▶ Set problem: Find the lines holding the string "картина" in the data, then copy all of them.
-- start of Information supplied --
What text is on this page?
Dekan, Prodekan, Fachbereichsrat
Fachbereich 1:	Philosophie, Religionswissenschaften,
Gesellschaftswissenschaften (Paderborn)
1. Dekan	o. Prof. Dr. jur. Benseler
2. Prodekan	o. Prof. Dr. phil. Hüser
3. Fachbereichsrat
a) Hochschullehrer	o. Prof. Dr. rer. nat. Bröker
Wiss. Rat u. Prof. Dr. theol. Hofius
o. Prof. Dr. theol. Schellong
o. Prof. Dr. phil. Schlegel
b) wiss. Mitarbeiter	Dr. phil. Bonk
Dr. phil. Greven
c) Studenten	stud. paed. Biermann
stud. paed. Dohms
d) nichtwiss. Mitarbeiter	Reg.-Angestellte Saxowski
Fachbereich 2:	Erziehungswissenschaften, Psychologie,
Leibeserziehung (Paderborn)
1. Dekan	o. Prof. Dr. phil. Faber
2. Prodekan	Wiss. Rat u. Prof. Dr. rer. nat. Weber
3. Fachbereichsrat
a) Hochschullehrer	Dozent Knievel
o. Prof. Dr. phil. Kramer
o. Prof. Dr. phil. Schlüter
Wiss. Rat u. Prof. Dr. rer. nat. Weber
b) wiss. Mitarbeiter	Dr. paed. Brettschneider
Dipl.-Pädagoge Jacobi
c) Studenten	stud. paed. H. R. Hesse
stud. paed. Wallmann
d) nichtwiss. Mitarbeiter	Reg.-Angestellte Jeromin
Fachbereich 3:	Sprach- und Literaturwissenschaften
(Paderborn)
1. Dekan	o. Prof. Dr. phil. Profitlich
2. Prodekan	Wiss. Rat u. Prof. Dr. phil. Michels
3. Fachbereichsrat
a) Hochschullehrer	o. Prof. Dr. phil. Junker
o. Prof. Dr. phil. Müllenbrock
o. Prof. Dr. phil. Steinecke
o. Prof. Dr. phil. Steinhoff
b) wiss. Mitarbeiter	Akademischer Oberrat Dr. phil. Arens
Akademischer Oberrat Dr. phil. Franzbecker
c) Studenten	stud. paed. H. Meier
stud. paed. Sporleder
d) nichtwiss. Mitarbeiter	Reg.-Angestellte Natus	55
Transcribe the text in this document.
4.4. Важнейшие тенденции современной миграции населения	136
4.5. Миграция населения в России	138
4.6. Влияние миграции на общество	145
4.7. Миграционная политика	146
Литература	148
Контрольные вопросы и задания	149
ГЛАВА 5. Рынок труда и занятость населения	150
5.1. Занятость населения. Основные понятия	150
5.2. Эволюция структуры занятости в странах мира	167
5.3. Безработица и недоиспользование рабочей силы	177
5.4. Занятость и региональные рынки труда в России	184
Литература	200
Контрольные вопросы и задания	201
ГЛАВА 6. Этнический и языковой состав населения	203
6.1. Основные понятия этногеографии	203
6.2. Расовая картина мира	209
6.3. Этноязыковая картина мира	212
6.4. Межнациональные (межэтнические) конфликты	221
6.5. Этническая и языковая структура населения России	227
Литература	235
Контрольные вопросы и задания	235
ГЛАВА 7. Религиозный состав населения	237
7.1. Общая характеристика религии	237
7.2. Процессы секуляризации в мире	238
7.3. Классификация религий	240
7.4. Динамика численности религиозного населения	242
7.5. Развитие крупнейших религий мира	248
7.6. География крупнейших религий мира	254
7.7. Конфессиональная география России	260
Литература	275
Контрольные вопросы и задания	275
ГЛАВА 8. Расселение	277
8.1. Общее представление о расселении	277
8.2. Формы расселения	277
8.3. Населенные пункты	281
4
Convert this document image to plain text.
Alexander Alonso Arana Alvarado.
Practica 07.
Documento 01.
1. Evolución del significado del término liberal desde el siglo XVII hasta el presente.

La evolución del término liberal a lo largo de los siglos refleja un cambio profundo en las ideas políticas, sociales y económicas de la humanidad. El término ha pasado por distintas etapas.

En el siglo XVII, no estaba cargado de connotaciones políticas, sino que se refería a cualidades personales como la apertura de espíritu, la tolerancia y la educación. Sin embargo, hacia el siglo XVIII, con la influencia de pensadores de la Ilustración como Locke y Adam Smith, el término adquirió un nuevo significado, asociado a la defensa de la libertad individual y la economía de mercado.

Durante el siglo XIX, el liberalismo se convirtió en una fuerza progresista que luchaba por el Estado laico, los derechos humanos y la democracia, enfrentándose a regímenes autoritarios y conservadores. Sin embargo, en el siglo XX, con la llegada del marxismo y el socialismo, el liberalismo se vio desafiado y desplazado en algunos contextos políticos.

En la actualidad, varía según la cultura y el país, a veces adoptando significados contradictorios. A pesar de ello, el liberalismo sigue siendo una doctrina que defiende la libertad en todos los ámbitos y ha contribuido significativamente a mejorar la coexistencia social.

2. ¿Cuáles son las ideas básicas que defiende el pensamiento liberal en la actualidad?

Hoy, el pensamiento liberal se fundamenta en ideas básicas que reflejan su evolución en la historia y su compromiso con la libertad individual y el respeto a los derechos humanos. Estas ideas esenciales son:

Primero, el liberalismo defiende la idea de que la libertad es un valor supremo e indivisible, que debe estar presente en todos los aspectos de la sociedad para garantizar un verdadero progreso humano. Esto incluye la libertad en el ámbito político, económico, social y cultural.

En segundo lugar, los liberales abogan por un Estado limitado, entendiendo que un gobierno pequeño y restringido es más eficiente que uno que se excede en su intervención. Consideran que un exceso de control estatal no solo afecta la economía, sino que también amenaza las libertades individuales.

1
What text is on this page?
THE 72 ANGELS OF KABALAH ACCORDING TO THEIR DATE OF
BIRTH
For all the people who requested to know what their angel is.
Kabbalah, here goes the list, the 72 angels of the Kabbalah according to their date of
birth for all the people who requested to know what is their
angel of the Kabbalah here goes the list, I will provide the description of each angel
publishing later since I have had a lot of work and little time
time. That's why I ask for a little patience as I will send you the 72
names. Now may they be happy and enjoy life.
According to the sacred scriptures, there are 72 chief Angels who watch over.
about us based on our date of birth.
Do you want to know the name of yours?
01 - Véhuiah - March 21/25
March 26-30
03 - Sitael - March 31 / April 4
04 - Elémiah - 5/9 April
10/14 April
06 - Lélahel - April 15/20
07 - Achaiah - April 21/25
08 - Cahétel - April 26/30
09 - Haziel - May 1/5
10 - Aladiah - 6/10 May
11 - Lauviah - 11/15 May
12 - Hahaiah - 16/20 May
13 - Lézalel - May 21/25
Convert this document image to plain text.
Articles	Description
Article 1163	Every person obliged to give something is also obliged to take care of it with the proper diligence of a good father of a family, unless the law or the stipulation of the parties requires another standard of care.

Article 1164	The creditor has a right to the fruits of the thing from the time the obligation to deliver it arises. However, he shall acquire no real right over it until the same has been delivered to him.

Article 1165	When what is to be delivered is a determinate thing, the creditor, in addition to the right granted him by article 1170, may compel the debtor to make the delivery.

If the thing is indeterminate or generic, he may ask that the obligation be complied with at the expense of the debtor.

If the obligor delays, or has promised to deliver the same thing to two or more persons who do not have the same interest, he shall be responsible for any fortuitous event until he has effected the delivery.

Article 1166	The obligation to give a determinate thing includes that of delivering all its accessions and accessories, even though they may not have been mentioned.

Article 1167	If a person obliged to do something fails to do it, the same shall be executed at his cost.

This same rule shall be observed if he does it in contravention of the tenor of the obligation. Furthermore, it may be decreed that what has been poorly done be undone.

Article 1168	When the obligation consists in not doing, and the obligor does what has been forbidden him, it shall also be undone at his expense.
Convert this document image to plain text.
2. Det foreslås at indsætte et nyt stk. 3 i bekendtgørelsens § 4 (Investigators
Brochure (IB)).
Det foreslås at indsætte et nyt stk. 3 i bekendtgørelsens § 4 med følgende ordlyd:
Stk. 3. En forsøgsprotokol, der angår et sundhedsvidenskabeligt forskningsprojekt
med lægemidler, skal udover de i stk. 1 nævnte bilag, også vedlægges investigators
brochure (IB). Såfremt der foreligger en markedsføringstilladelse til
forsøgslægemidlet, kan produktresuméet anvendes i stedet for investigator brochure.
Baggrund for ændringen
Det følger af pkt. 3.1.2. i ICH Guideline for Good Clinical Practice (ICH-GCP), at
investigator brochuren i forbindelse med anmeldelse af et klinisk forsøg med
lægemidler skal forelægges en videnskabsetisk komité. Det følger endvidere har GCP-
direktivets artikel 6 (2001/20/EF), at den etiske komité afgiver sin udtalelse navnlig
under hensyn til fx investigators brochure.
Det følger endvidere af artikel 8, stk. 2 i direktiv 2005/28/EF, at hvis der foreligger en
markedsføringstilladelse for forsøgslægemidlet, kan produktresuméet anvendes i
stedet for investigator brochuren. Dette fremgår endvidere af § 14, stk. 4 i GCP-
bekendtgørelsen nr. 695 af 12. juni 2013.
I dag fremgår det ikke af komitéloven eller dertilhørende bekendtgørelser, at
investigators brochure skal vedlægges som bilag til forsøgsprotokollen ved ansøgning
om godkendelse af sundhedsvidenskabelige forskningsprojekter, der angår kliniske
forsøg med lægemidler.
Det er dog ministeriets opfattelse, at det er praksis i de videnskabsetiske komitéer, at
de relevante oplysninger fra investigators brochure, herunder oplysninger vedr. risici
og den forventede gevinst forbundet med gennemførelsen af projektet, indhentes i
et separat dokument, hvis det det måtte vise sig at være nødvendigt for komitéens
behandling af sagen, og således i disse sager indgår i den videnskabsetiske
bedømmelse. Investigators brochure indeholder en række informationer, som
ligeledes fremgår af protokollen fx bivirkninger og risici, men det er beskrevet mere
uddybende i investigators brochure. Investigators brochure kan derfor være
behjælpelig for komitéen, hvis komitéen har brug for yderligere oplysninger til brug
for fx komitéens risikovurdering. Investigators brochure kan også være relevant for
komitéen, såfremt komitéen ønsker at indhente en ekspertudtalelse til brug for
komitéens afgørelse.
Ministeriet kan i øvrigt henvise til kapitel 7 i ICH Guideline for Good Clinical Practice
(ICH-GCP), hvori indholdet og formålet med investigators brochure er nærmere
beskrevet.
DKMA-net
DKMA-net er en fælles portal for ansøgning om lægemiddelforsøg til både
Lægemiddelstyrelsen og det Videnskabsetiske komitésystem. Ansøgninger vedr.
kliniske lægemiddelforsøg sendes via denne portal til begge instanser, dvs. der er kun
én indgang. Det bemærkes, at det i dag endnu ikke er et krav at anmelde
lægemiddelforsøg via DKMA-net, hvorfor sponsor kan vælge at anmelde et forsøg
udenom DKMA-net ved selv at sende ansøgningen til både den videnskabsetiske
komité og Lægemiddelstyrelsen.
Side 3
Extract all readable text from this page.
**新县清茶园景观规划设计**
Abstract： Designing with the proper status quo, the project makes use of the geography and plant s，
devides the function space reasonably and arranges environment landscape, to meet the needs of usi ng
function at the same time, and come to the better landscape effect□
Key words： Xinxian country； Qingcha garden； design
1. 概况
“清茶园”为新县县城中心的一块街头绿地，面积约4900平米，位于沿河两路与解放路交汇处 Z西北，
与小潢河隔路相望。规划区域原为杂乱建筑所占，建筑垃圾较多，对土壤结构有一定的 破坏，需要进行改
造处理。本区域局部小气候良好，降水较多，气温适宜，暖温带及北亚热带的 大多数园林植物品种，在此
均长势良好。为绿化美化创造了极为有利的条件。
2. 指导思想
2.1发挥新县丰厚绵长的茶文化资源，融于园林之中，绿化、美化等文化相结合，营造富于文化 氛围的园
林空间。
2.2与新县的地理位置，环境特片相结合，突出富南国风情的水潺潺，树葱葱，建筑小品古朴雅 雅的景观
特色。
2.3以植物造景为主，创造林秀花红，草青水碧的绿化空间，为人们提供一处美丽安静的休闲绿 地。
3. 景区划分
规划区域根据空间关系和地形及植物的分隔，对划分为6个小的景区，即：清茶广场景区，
-- end of Information supplied --
▶ Answer in full:
6.2. Расовая картина мира	209
6.3. Этноязыковая картина мира	212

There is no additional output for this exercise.